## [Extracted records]
## BEGIN

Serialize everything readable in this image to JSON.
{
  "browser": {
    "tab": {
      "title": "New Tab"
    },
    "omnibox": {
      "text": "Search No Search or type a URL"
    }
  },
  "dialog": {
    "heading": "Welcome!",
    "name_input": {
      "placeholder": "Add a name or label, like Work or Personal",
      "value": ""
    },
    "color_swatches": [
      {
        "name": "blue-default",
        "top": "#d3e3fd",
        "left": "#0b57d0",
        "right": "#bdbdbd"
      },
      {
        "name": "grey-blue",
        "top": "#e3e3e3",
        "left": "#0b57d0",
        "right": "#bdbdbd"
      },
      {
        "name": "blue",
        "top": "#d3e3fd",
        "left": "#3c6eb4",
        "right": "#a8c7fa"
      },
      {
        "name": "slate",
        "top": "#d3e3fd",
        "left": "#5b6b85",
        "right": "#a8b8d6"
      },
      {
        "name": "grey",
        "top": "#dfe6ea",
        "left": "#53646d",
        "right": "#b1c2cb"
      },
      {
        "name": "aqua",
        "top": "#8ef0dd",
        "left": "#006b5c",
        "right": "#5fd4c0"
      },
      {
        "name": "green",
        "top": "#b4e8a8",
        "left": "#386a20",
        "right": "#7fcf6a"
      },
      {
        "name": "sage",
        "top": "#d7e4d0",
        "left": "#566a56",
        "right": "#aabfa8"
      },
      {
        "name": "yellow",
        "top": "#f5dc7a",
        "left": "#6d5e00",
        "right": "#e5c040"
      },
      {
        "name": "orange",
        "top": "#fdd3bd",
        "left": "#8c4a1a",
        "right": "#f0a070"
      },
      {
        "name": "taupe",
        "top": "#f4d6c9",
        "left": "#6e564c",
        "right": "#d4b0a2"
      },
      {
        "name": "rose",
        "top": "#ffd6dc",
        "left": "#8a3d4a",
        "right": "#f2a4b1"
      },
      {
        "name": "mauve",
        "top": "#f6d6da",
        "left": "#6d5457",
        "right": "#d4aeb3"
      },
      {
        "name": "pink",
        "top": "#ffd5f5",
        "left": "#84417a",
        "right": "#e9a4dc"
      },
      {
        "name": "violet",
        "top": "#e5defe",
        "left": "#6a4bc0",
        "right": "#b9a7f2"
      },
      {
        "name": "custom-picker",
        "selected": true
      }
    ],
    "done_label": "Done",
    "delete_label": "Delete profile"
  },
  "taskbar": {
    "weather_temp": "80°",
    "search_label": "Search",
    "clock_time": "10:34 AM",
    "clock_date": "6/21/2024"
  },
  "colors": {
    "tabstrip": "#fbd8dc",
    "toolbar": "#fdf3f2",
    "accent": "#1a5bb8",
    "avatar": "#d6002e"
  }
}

## END

## [What you need to do]
Select every line in the material above where the string "Search" occurs, and copy it.

## [Full output]
      "text": "Search No Search or type a URL"
    "search_label": "Search",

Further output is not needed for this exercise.